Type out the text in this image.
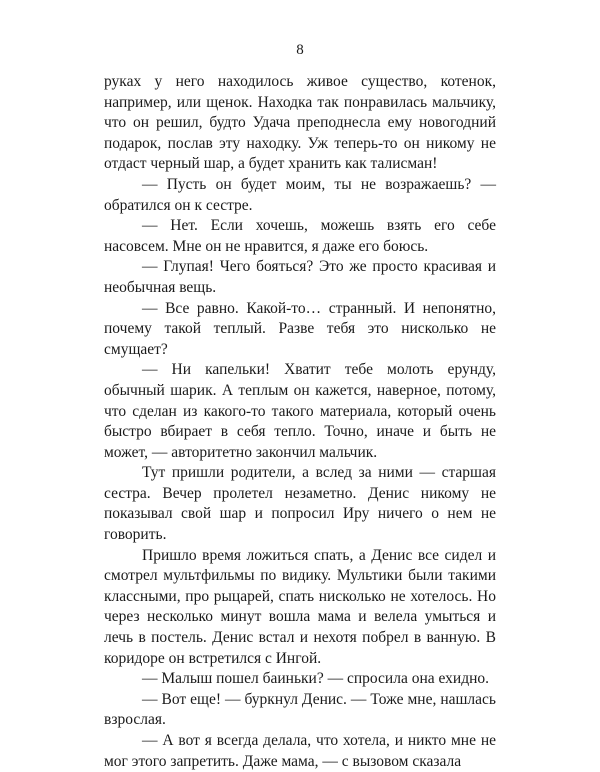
8

руках у него находилось живое существо, котенок, например, или щенок. Находка так понравилась мальчику, что он решил, будто Удача преподнесла ему новогодний подарок, послав эту находку. Уж теперь-то он никому не отдаст черный шар, а будет хранить как талисман!

— Пусть он будет моим, ты не возражаешь? — обратился он к сестре.

— Нет. Если хочешь, можешь взять его себе насовсем. Мне он не нравится, я даже его боюсь.

— Глупая! Чего бояться? Это же просто красивая и необычная вещь.

— Все равно. Какой-то… странный. И непонятно, почему такой теплый. Разве тебя это нисколько не смущает?

— Ни капельки! Хватит тебе молоть ерунду, обычный шарик. А теплым он кажется, наверное, потому, что сделан из какого-то такого материала, который очень быстро вбирает в себя тепло. Точно, иначе и быть не может, — авторитетно закончил мальчик.

Тут пришли родители, а вслед за ними — старшая сестра. Вечер пролетел незаметно. Денис никому не показывал свой шар и попросил Иру ничего о нем не говорить.

Пришло время ложиться спать, а Денис все сидел и смотрел мультфильмы по видику. Мультики были такими классными, про рыцарей, спать нисколько не хотелось. Но через несколько минут вошла мама и велела умыться и лечь в постель. Денис встал и нехотя побрел в ванную. В коридоре он встретился с Ингой.

— Малыш пошел баиньки? — спросила она ехидно.

— Вот еще! — буркнул Денис. — Тоже мне, нашлась взрослая.

— А вот я всегда делала, что хотела, и никто мне не мог этого запретить. Даже мама, — с вызовом сказала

Work to complete:
Report how many lines in the listing include the word "никому". Give nothing but the count.

Response for this exercise:
2